→ **Given task**
Look through the records below and collect all lines that hold the string "into".
** begin Records for the exercise **
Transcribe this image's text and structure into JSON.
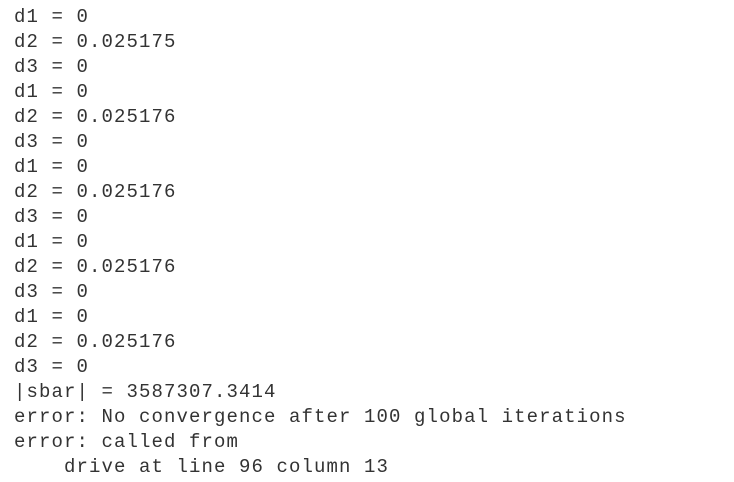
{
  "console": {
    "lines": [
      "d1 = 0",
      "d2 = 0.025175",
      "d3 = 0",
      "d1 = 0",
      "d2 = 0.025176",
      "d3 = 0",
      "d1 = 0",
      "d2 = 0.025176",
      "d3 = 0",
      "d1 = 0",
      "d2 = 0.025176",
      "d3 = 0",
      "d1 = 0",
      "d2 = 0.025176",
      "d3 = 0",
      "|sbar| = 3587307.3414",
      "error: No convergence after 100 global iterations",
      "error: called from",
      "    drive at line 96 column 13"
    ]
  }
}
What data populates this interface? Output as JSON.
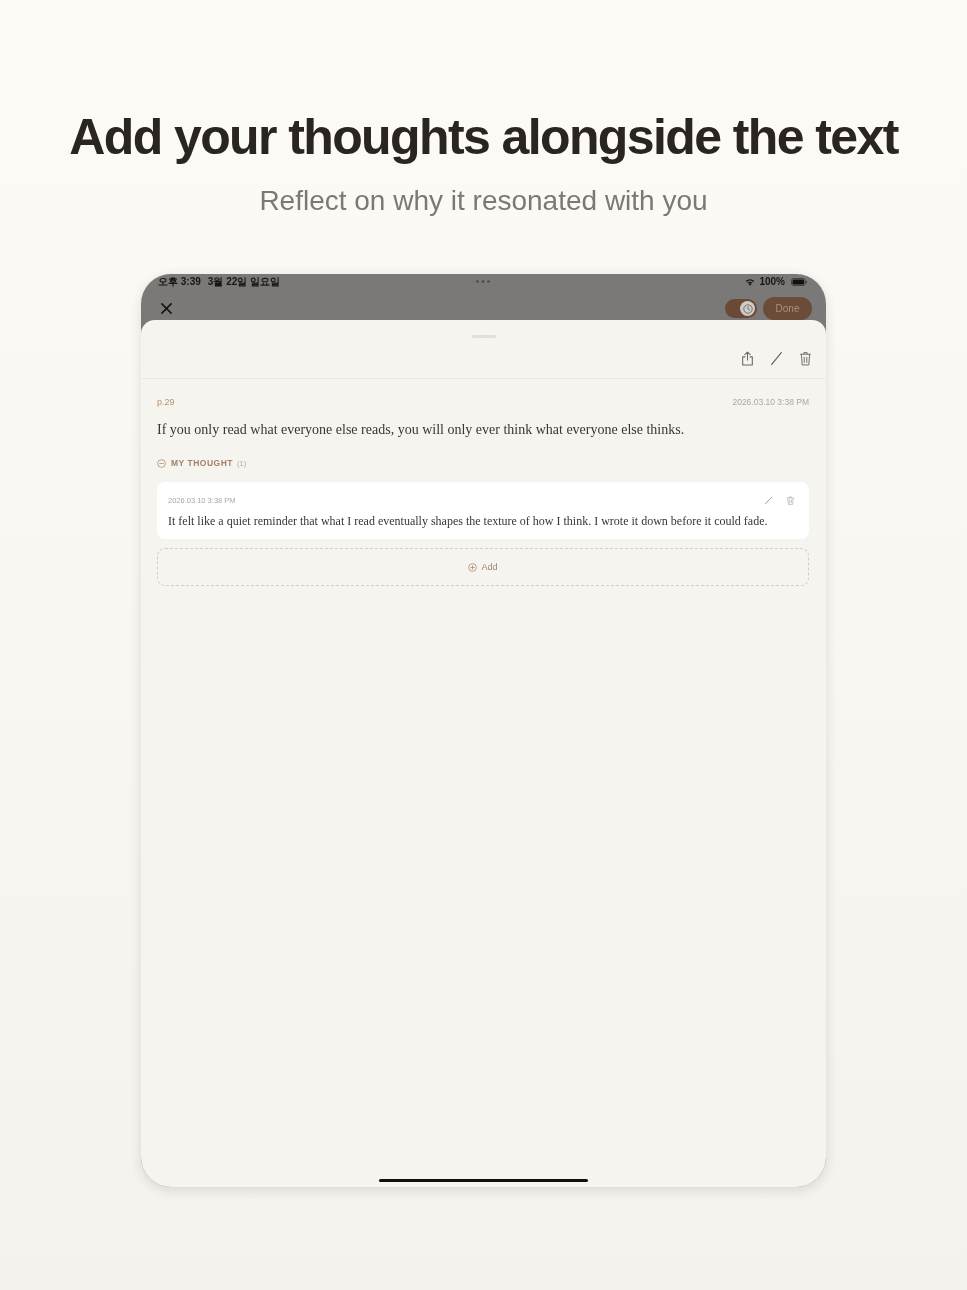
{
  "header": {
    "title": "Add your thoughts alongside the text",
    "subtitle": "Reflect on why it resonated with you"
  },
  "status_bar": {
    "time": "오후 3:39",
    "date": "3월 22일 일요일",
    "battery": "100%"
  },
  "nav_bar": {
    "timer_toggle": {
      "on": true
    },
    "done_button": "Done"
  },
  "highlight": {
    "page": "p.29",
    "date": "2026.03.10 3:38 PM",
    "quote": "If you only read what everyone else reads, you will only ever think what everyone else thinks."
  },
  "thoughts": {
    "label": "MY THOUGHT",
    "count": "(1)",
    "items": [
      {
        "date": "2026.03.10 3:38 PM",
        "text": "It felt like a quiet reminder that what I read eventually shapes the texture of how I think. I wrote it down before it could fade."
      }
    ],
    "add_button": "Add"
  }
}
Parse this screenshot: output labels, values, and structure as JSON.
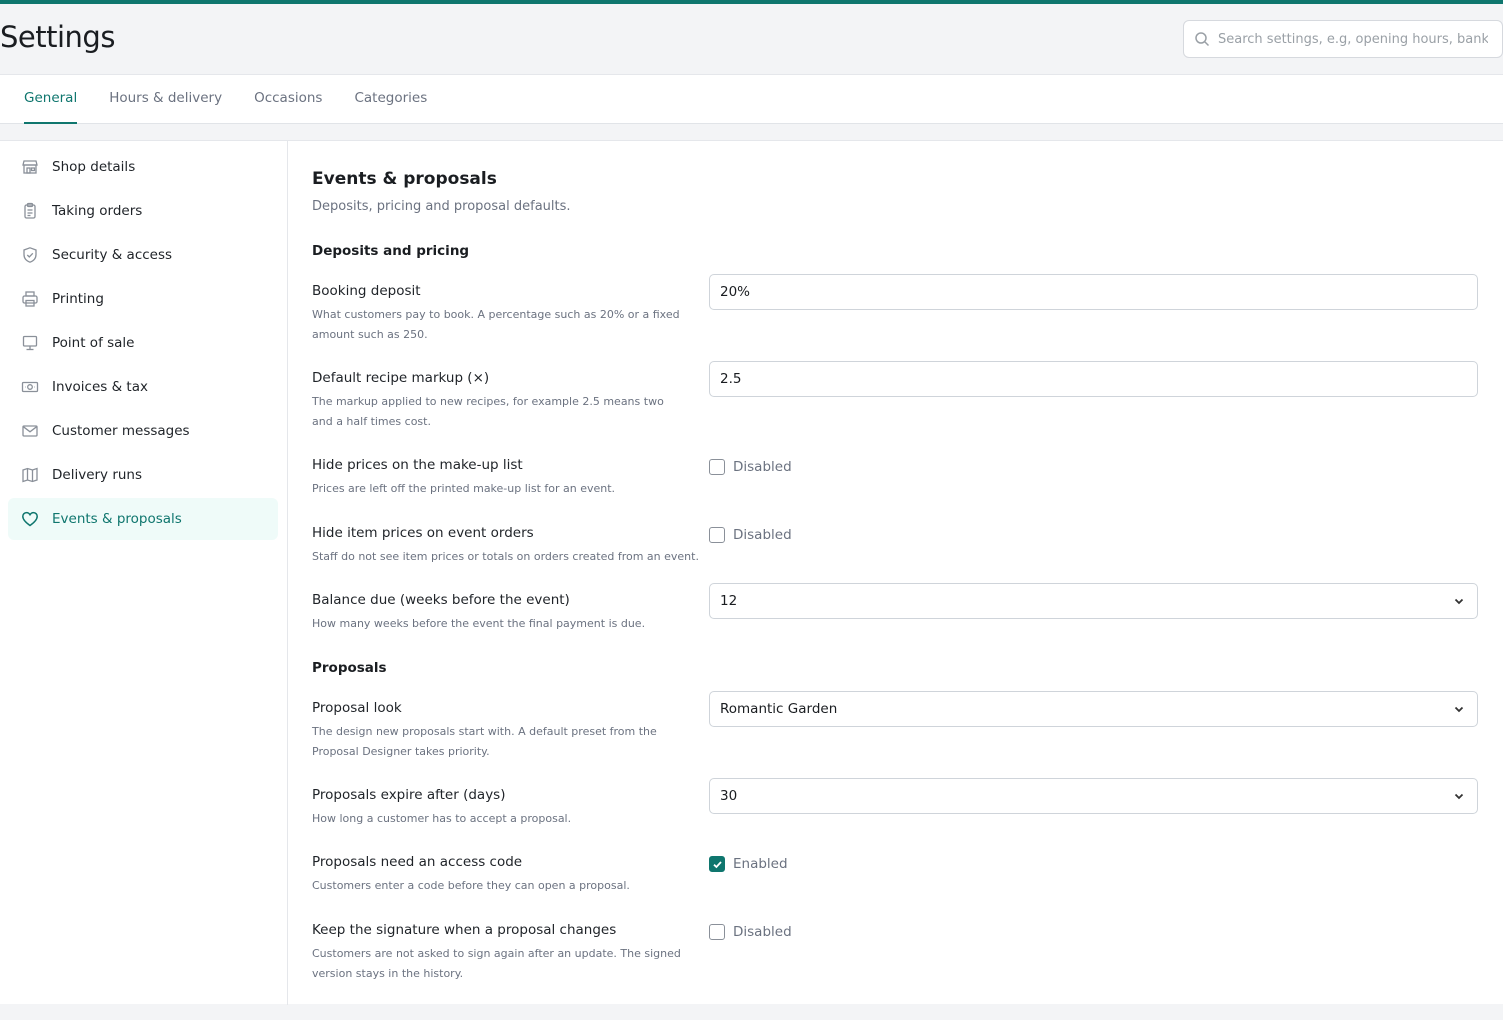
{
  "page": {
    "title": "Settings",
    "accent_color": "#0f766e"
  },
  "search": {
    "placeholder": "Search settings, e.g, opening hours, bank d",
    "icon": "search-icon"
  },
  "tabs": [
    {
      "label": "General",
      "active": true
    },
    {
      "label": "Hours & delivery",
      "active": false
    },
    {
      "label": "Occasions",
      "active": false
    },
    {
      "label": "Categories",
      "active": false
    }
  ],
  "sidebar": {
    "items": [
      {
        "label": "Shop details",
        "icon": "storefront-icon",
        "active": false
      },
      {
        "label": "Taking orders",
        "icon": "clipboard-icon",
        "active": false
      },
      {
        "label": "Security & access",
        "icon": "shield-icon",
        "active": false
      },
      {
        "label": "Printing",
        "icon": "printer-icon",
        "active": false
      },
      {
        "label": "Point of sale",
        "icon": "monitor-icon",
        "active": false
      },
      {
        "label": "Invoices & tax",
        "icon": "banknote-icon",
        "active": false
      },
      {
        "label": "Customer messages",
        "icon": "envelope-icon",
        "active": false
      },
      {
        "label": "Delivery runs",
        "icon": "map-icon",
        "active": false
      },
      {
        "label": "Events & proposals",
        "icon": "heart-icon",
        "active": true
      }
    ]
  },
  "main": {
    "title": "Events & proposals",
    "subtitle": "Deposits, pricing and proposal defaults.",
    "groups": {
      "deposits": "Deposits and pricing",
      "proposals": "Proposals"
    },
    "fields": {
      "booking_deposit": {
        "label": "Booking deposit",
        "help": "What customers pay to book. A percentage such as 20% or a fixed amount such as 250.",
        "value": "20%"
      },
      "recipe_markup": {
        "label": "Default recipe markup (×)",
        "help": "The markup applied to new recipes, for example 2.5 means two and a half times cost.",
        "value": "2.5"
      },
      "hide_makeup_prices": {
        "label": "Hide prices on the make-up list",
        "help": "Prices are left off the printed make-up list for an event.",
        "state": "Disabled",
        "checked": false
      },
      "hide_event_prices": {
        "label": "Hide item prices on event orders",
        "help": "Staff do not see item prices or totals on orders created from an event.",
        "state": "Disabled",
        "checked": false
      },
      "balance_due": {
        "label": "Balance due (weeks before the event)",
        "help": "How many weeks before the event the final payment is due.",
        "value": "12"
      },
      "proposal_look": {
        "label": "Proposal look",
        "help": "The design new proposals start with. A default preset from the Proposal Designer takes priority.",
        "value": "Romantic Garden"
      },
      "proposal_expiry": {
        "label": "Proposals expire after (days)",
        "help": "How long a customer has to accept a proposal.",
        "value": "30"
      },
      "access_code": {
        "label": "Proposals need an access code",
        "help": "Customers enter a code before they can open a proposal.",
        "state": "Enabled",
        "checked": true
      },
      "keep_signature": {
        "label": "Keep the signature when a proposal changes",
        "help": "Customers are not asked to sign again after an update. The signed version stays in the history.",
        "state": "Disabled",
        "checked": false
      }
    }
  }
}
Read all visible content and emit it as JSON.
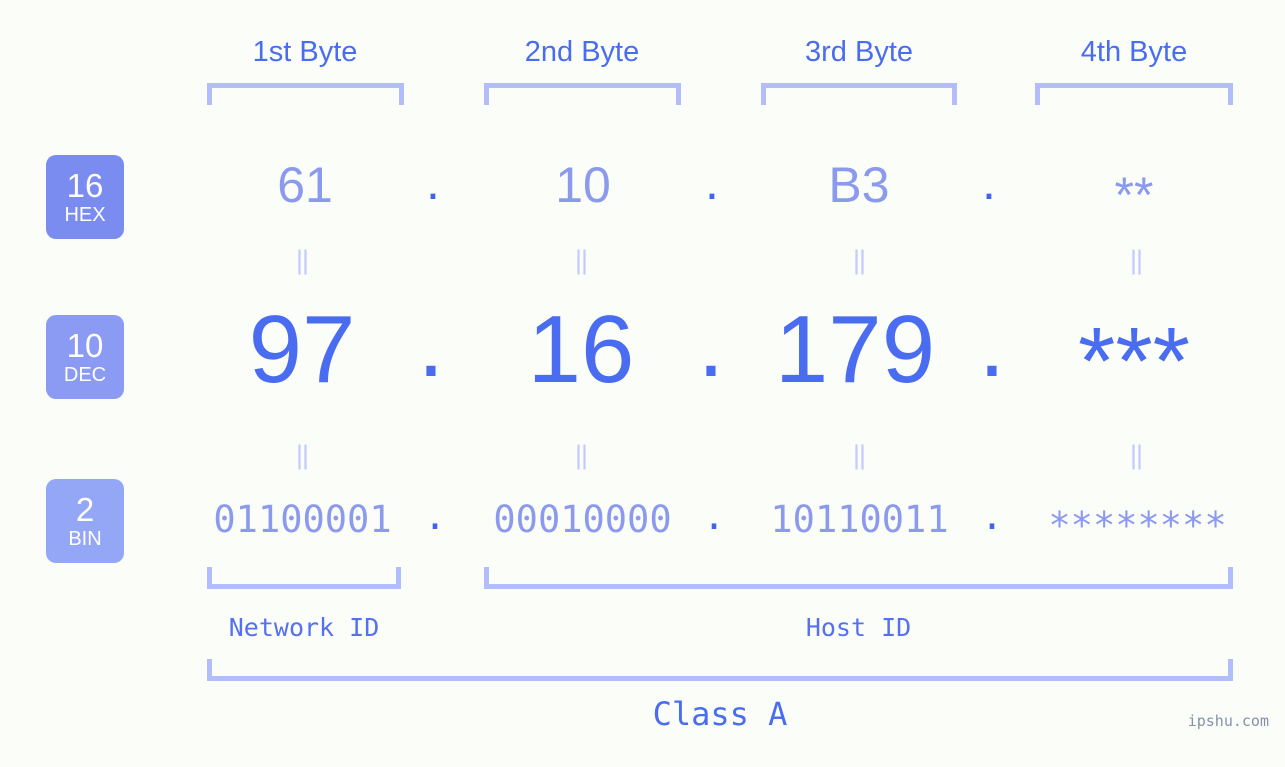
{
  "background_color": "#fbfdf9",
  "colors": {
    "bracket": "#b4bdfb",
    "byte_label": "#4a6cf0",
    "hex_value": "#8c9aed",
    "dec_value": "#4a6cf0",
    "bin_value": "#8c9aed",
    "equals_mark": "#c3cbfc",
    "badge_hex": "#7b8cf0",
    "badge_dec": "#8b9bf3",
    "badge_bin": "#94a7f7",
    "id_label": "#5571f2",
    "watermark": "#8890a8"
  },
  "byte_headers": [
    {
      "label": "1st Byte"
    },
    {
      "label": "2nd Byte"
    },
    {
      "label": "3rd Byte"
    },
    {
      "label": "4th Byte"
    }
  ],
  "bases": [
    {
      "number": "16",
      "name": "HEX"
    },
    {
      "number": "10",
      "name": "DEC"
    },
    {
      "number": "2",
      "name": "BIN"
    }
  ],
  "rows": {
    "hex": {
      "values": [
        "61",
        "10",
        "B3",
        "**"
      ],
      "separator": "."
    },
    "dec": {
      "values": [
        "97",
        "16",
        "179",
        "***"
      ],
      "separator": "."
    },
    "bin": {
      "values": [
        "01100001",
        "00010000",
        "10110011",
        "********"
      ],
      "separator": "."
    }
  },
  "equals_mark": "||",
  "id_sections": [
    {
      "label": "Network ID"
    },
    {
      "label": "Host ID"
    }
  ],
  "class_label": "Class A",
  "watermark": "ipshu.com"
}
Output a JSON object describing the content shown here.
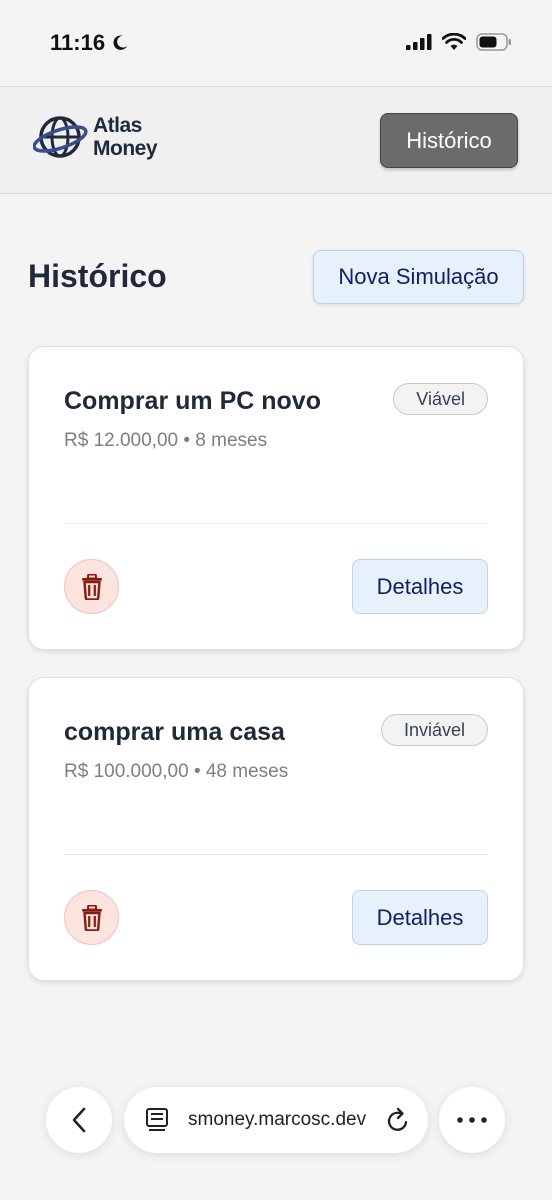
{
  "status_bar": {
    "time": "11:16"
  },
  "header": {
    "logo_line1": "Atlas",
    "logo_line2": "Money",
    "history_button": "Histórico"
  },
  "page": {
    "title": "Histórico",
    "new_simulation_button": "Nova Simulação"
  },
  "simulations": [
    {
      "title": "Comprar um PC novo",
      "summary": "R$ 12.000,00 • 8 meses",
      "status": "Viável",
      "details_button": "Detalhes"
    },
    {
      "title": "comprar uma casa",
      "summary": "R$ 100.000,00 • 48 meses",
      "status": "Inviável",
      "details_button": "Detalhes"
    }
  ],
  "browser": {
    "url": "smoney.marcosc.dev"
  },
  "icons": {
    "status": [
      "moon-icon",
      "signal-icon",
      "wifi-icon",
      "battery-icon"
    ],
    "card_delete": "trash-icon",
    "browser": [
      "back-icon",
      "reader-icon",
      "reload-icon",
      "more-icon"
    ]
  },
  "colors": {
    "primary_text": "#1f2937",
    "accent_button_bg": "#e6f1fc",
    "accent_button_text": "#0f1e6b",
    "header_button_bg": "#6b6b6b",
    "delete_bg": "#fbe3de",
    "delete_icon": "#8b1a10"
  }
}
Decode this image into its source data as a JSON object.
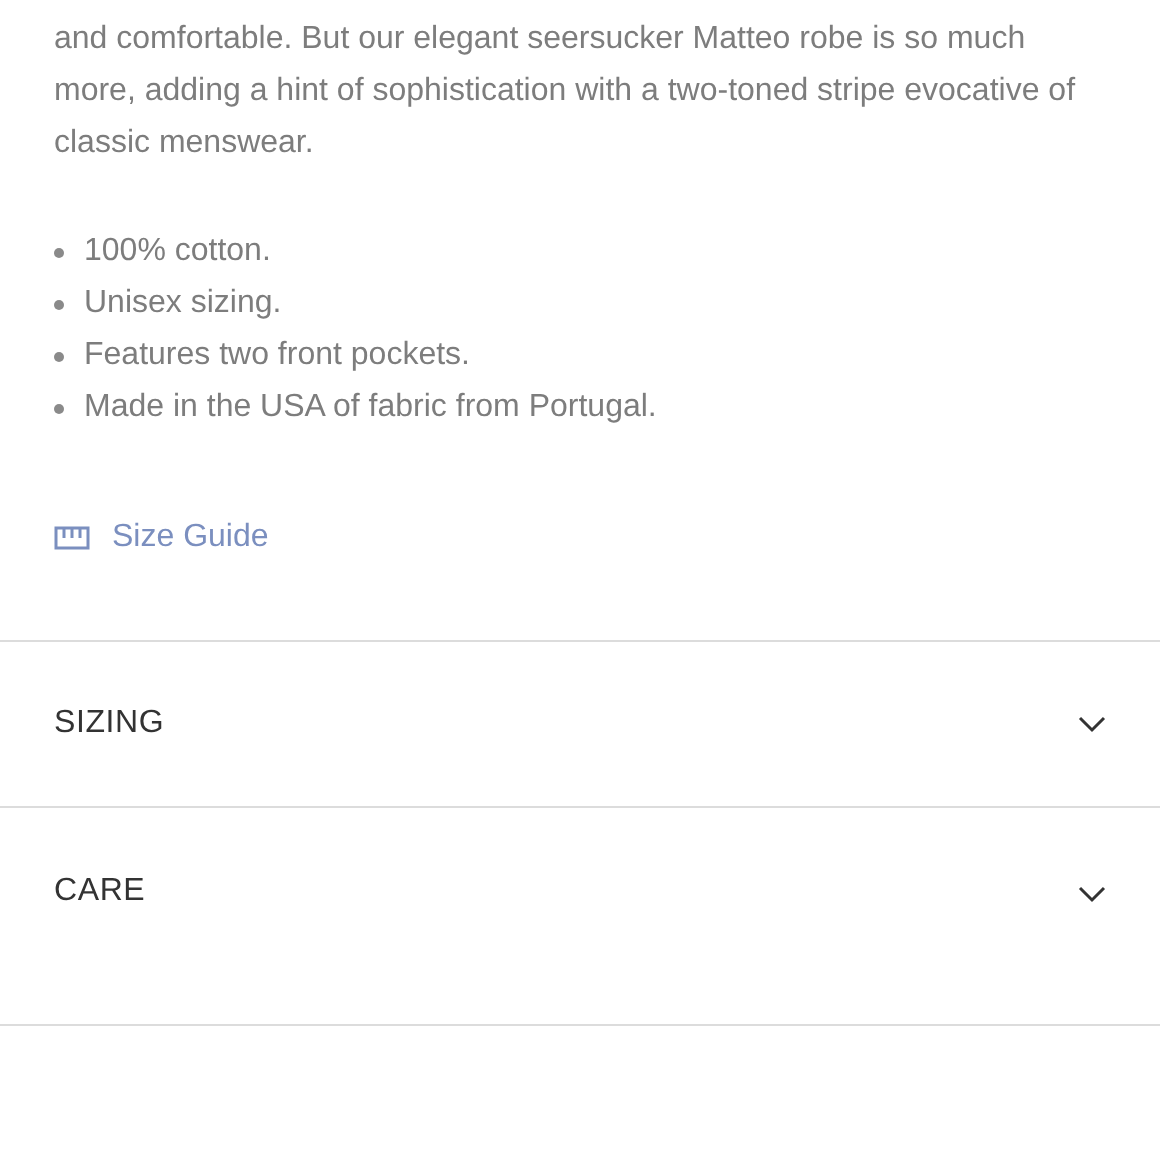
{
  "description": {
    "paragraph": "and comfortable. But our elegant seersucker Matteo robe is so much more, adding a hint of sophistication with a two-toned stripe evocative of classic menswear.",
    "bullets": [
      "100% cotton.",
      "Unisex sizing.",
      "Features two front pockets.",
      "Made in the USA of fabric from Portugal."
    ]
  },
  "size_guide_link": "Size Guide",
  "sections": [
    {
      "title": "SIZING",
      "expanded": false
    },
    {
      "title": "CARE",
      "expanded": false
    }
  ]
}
** end Records for the exercise **
→ **Answer to this task**
Transcribe this image's text and structure into JSON.
Decode this image into its source data as a JSON object.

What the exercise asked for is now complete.